- REQUIRED TASK
Go through the records and copy each line where the word "lagrimas" occurs.

— Begin DATA ENTRIES —

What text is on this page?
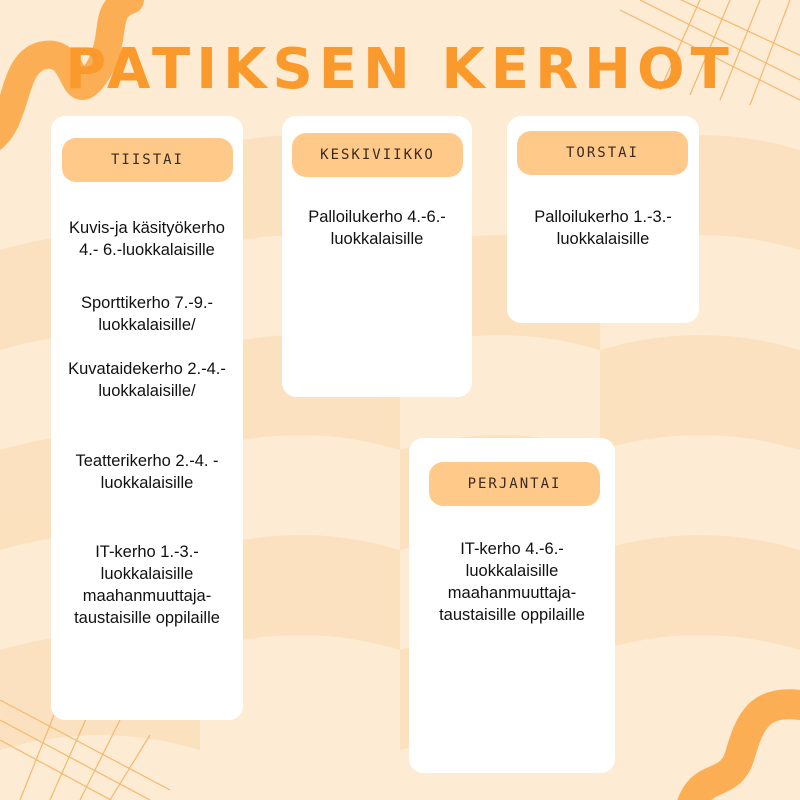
PATIKSEN KERHOT
TIISTAI
Kuvis-ja käsityökerho
4.- 6.-luokkalaisille
Sporttikerho 7.-9.-
luokkalaisille/
Kuvataidekerho 2.-4.-
luokkalaisille/
Teatterikerho 2.-4. -
luokkalaisille
IT-kerho 1.-3.-
luokkalaisille
maahanmuuttaja-
taustaisille oppilaille
KESKIVIIKKO
Palloilukerho 4.-6.-
luokkalaisille
TORSTAI
Palloilukerho 1.-3.-
luokkalaisille
PERJANTAI
IT-kerho 4.-6.-
luokkalaisille
maahanmuuttaja-
taustaisille oppilaille
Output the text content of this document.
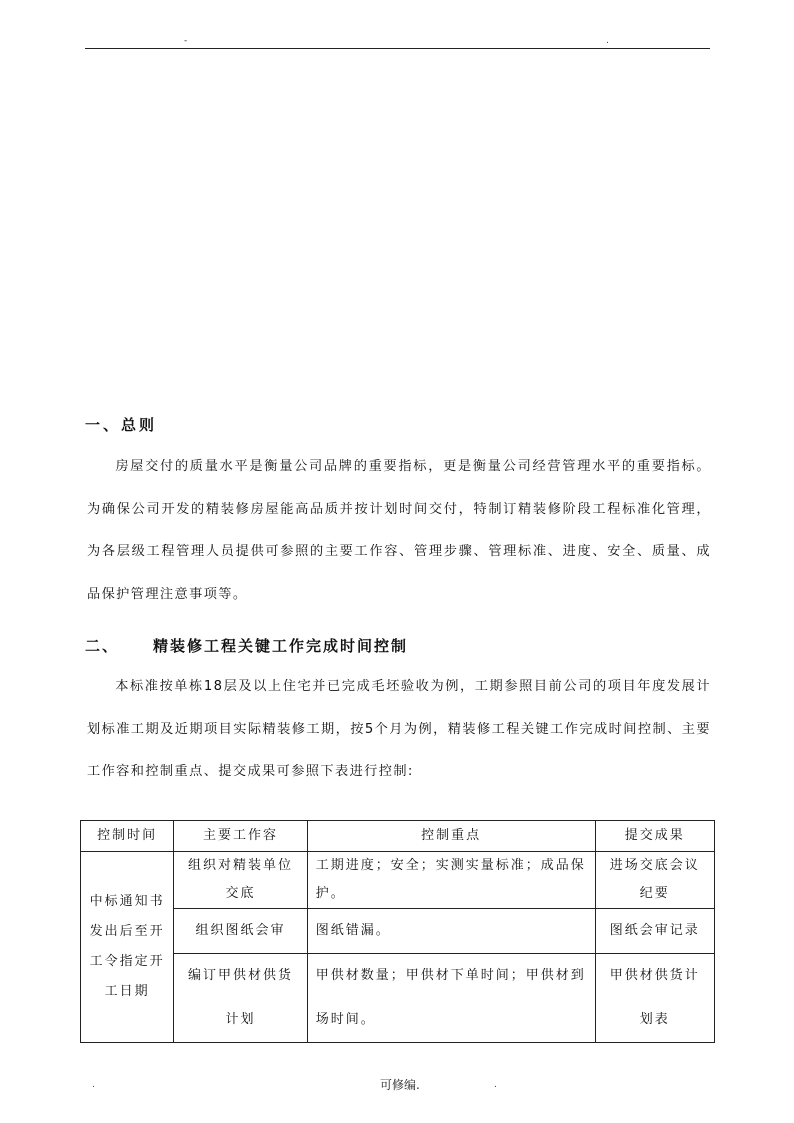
-	.
一、总则
房屋交付的质量水平是衡量公司品牌的重要指标，更是衡量公司经营管理水平的重要指标。为确保公司开发的精装修房屋能高品质并按计划时间交付，特制订精装修阶段工程标准化管理，为各层级工程管理人员提供可参照的主要工作容、管理步骤、管理标准、进度、安全、质量、成品保护管理注意事项等。
二、 精装修工程关键工作完成时间控制
本标准按单栋18层及以上住宅并已完成毛坯验收为例，工期参照目前公司的项目年度发展计划标准工期及近期项目实际精装修工期，按5个月为例，精装修工程关键工作完成时间控制、主要工作容和控制重点、提交成果可参照下表进行控制:
控制时间	主要工作容	控制重点	提交成果
中标通知书发出后至开工令指定开工日期	组织对精装单位交底	工期进度；安全；实测实量标准；成品保护。	进场交底会议纪要
	组织图纸会审	图纸错漏。	图纸会审记录
	编订甲供材供货计划	甲供材数量；甲供材下单时间；甲供材到场时间。	甲供材供货计划表
.	可修编.	.
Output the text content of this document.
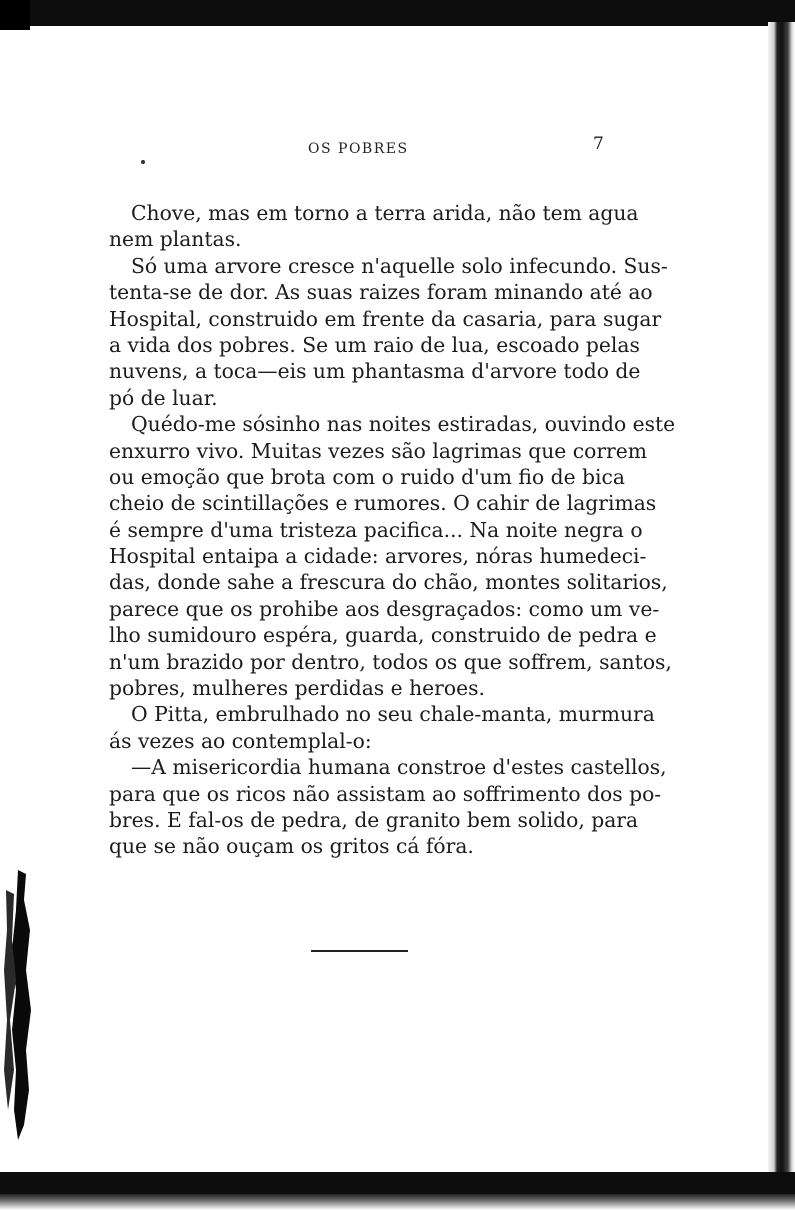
OS POBRES	7
Chove, mas em torno a terra arida, não tem agua
nem plantas.
Só uma arvore cresce n'aquelle solo infecundo. Sus-
tenta-se de dor. As suas raizes foram minando até ao
Hospital, construido em frente da casaria, para sugar
a vida dos pobres. Se um raio de lua, escoado pelas
nuvens, a toca—eis um phantasma d'arvore todo de
pó de luar.
Quédo-me sósinho nas noites estiradas, ouvindo este
enxurro vivo. Muitas vezes são lagrimas que correm
ou emoção que brota com o ruido d'um fio de bica
cheio de scintillações e rumores. O cahir de lagrimas
é sempre d'uma tristeza pacifica... Na noite negra o
Hospital entaipa a cidade: arvores, nóras humedeci-
das, donde sahe a frescura do chão, montes solitarios,
parece que os prohibe aos desgraçados: como um ve-
lho sumidouro espéra, guarda, construido de pedra e
n'um brazido por dentro, todos os que soffrem, santos,
pobres, mulheres perdidas e heroes.
O Pitta, embrulhado no seu chale-manta, murmura
ás vezes ao contemplal-o:
—A misericordia humana constroe d'estes castellos,
para que os ricos não assistam ao soffrimento dos po-
bres. E fal-os de pedra, de granito bem solido, para
que se não ouçam os gritos cá fóra.
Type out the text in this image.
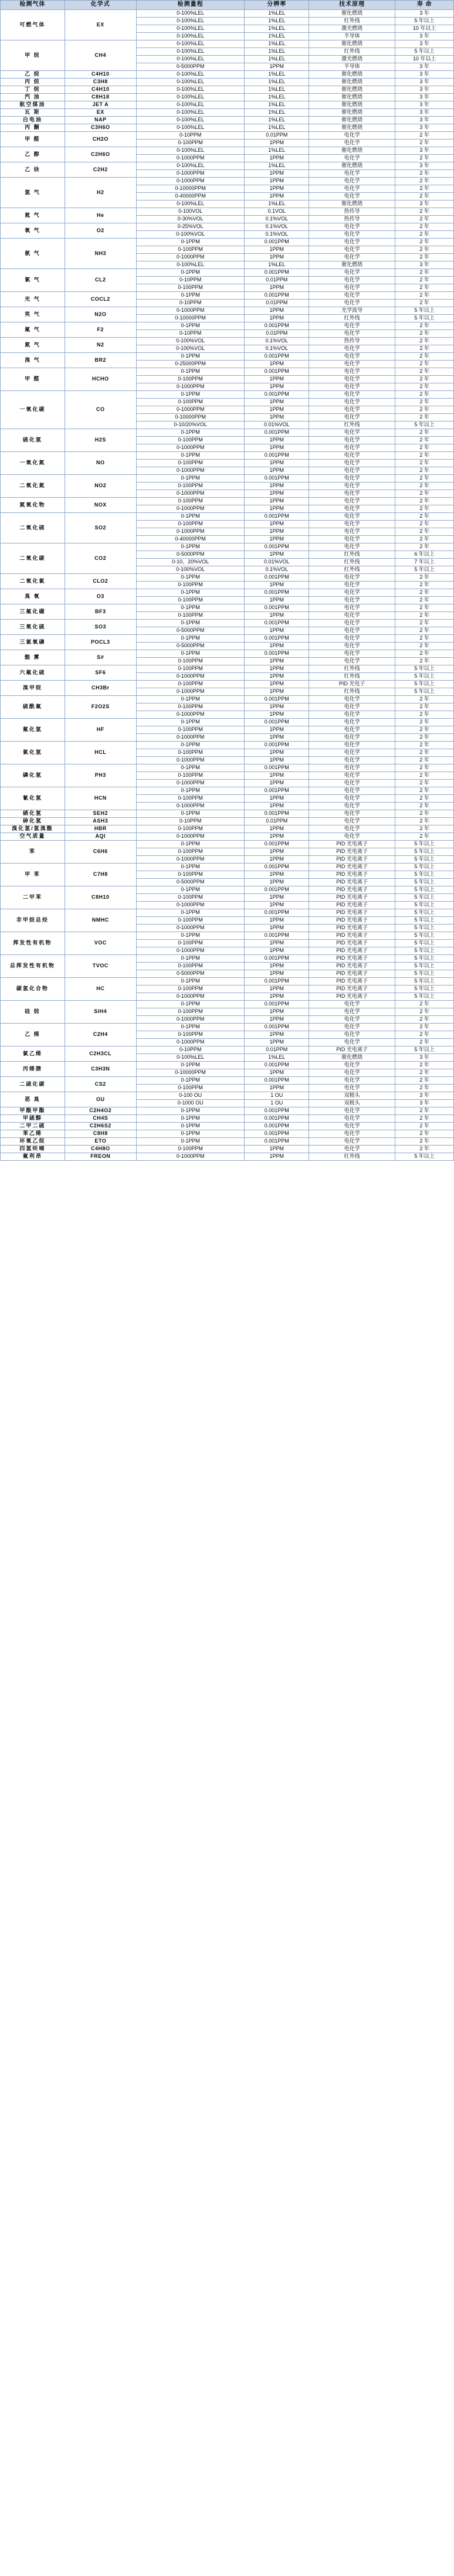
检测气体	化学式	检测量程	分辨率	技术原理	寿 命
可燃气体	EX	0-100%LEL	1%LEL	催化燃烧	3 年
		0-100%LEL	1%LEL	红外线	5 年以上
		0-100%LEL	1%LEL	激光燃烧	10 年以上
		0-100%LEL	1%LEL	半导体	3 年
甲 烷	CH4	0-100%LEL	1%LEL	催化燃烧	3 年
		0-100%LEL	1%LEL	红外线	5 年以上
		0-100%LEL	1%LEL	激光燃烧	10 年以上
		0-5000PPM	1PPM	半导体	3 年
乙 烷	C4H10	0-100%LEL	1%LEL	催化燃烧	3 年
丙 烷	C3H8	0-100%LEL	1%LEL	催化燃烧	3 年
丁 烷	C4H10	0-100%LEL	1%LEL	催化燃烧	3 年
汽 油	C8H18	0-100%LEL	1%LEL	催化燃烧	3 年
航空煤油	JET A	0-100%LEL	1%LEL	催化燃烧	3 年
瓦 斯	EX	0-100%LEL	1%LEL	催化燃烧	3 年
白电油	NAP	0-100%LEL	1%LEL	催化燃烧	3 年
丙 酮	C3H6O	0-100%LEL	1%LEL	催化燃烧	3 年
甲 醛	CH2O	0-10PPM	0.01PPM	电化学	2 年
		0-100PPM	1PPM	电化学	2 年
乙 醇	C2H6O	0-100%LEL	1%LEL	催化燃烧	3 年
		0-1000PPM	1PPM	电化学	2 年
乙 炔	C2H2	0-100%LEL	1%LEL	催化燃烧	3 年
		0-1000PPM	1PPM	电化学	2 年
氢 气	H2	0-1000PPM	1PPM	电化学	2 年
		0-10000PPM	1PPM	电化学	2 年
		0-40000PPM	1PPM	电化学	2 年
		0-100%LEL	1%LEL	催化燃烧	3 年
氦 气	He	0-100VOL	0.1VOL	热传导	2 年
		0-30%VOL	0.1%VOL	热传导	2 年
氧 气	O2	0-25%VOL	0.1%VOL	电化学	2 年
		0-100%VOL	0.1%VOL	电化学	2 年
氨 气	NH3	0-1PPM	0.001PPM	电化学	2 年
		0-100PPM	1PPM	电化学	2 年
		0-1000PPM	1PPM	电化学	2 年
		0-100%LEL	1%LEL	催化燃烧	3 年
氯 气	CL2	0-1PPM	0.001PPM	电化学	2 年
		0-10PPM	0.01PPM	电化学	2 年
		0-100PPM	1PPM	电化学	2 年
光 气	COCL2	0-1PPM	0.001PPM	电化学	2 年
		0-10PPM	0.01PPM	电化学	2 年
笑 气	N2O	0-1000PPM	1PPM	光学波导	5 年以上
		0-10000PPM	1PPM	红外线	5 年以上
氟 气	F2	0-1PPM	0.001PPM	电化学	2 年
		0-10PPM	0.01PPM	电化学	2 年
氮 气	N2	0-100%VOL	0.1%VOL	热传导	2 年
		0-100%VOL	0.1%VOL	电化学	2 年
溴 气	BR2	0-1PPM	0.001PPM	电化学	2 年
		0-25000PPM	1PPM	电化学	2 年
甲 醛	HCHO	0-1PPM	0.001PPM	电化学	2 年
		0-100PPM	1PPM	电化学	2 年
		0-1000PPM	1PPM	电化学	2 年
一氧化碳	CO	0-1PPM	0.001PPM	电化学	2 年
		0-100PPM	1PPM	电化学	2 年
		0-1000PPM	1PPM	电化学	2 年
		0-10000PPM	1PPM	电化学	2 年
		0-10/20%VOL	0.01%VOL	红外线	5 年以上
硫化氢	H2S	0-1PPM	0.001PPM	电化学	2 年
		0-100PPM	1PPM	电化学	2 年
		0-1000PPM	1PPM	电化学	2 年
一氧化氮	NO	0-1PPM	0.001PPM	电化学	2 年
		0-100PPM	1PPM	电化学	2 年
		0-1000PPM	1PPM	电化学	2 年
二氧化氮	NO2	0-1PPM	0.001PPM	电化学	2 年
		0-100PPM	1PPM	电化学	2 年
		0-1000PPM	1PPM	电化学	2 年
氮氧化物	NOX	0-100PPM	1PPM	电化学	2 年
		0-1000PPM	1PPM	电化学	2 年
二氧化硫	SO2	0-1PPM	0.001PPM	电化学	2 年
		0-100PPM	1PPM	电化学	2 年
		0-1000PPM	1PPM	电化学	2 年
		0-40000PPM	1PPM	电化学	2 年
二氧化碳	CO2	0-1PPM	0.001PPM	电化学	2 年
		0-5000PPM	1PPM	红外线	6 年以上
		0-10、20%VOL	0.01%VOL	红外线	7 年以上
		0-100%VOL	0.1%VOL	红外线	5 年以上
二氧化氯	CLO2	0-1PPM	0.001PPM	电化学	2 年
		0-100PPM	1PPM	电化学	2 年
臭 氧	O3	0-1PPM	0.001PPM	电化学	2 年
		0-100PPM	1PPM	电化学	2 年
三氟化硼	BF3	0-1PPM	0.001PPM	电化学	2 年
		0-100PPM	1PPM	电化学	2 年
三氧化硫	SO3	0-1PPM	0.001PPM	电化学	2 年
		0-5000PPM	1PPM	电化学	2 年
三氯氧磷	POCL3	0-1PPM	0.001PPM	电化学	2 年
		0-5000PPM	1PPM	电化学	2 年
酸 雾	S#	0-1PPM	0.001PPM	电化学	2 年
		0-100PPM	1PPM	电化学	2 年
六氟化硫	SF6	0-100PPM	1PPM	红外线	5 年以上
		0-1000PPM	1PPM	红外线	5 年以上
溴甲烷	CH3Br	0-100PPM	1PPM	PID 光电子	5 年以上
		0-1000PPM	1PPM	红外线	5 年以上
硫酰氟	F2O2S	0-1PPM	0.001PPM	电化学	2 年
		0-100PPM	1PPM	电化学	2 年
		0-1000PPM	1PPM	电化学	2 年
氟化氢	HF	0-1PPM	0.001PPM	电化学	2 年
		0-100PPM	1PPM	电化学	2 年
		0-1000PPM	1PPM	电化学	2 年
氯化氢	HCL	0-1PPM	0.001PPM	电化学	2 年
		0-100PPM	1PPM	电化学	2 年
		0-1000PPM	1PPM	电化学	2 年
磷化氢	PH3	0-1PPM	0.001PPM	电化学	2 年
		0-100PPM	1PPM	电化学	2 年
		0-1000PPM	1PPM	电化学	2 年
氰化氢	HCN	0-1PPM	0.001PPM	电化学	2 年
		0-100PPM	1PPM	电化学	2 年
		0-1000PPM	1PPM	电化学	2 年
硒化氢	SEH2	0-1PPM	0.001PPM	电化学	2 年
砷化氢	ASH3	0-10PPM	0.01PPM	电化学	2 年
溴化氢/氢溴酸	HBR	0-100PPM	1PPM	电化学	2 年
空气质量	AQI	0-1000PPM	1PPM	电化学	2 年
苯	C6H6	0-1PPM	0.001PPM	PID 光电离子	5 年以上
		0-100PPM	1PPM	PID 光电离子	5 年以上
		0-1000PPM	1PPM	PID 光电离子	5 年以上
甲 苯	C7H8	0-1PPM	0.001PPM	PID 光电离子	5 年以上
		0-100PPM	1PPM	PID 光电离子	5 年以上
		0-5000PPM	1PPM	PID 光电离子	5 年以上
二甲苯	C8H10	0-1PPM	0.001PPM	PID 光电离子	5 年以上
		0-100PPM	1PPM	PID 光电离子	5 年以上
		0-1000PPM	1PPM	PID 光电离子	5 年以上
非甲烷总烃	NMHC	0-1PPM	0.001PPM	PID 光电离子	5 年以上
		0-100PPM	1PPM	PID 光电离子	5 年以上
		0-1000PPM	1PPM	PID 光电离子	5 年以上
挥发性有机物	VOC	0-1PPM	0.001PPM	PID 光电离子	5 年以上
		0-100PPM	1PPM	PID 光电离子	5 年以上
		0-1000PPM	1PPM	PID 光电离子	5 年以上
总挥发性有机物	TVOC	0-1PPM	0.001PPM	PID 光电离子	5 年以上
		0-100PPM	1PPM	PID 光电离子	5 年以上
		0-5000PPM	1PPM	PID 光电离子	5 年以上
碳氢化合物	HC	0-1PPM	0.001PPM	PID 光电离子	5 年以上
		0-100PPM	1PPM	PID 光电离子	5 年以上
		0-1000PPM	1PPM	PID 光电离子	5 年以上
硅 烷	SIH4	0-1PPM	0.001PPM	电化学	2 年
		0-100PPM	1PPM	电化学	2 年
		0-1000PPM	1PPM	电化学	2 年
乙 烯	C2H4	0-1PPM	0.001PPM	电化学	2 年
		0-100PPM	1PPM	电化学	2 年
		0-1000PPM	1PPM	电化学	2 年
氯乙烯	C2H3CL	0-10PPM	0.01PPM	PID 光电离子	5 年以上
		0-100%LEL	1%LEL	催化燃烧	3 年
丙烯腈	C3H3N	0-1PPM	0.001PPM	电化学	2 年
		0-10000PPM	1PPM	电化学	2 年
二硫化碳	CS2	0-1PPM	0.001PPM	电化学	2 年
		0-100PPM	1PPM	电化学	2 年
恶 臭	OU	0-100 OU	1 OU	双极头	3 年
		0-1000 OU	1 OU	双极头	3 年
甲酸甲酯	C2H4O2	0-1PPM	0.001PPM	电化学	2 年
甲硫醇	CH4S	0-1PPM	0.001PPM	电化学	2 年
二甲二硫	C2H6S2	0-1PPM	0.001PPM	电化学	2 年
苯乙烯	C8H8	0-1PPM	0.001PPM	电化学	2 年
环氧乙烷	ETO	0-1PPM	0.001PPM	电化学	2 年
四氢呋喃	C4H8O	0-100PPM	1PPM	电化学	2 年
氟利昂	FREON	0-1000PPM	1PPM	红外线	5 年以上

— End DATA ENTRIES —

- REPLY TO THE EXERCISE
enxurro vivo. Muitas vezes são lagrimas que correm
cheio de scintillações e rumores. O cahir de lagrimas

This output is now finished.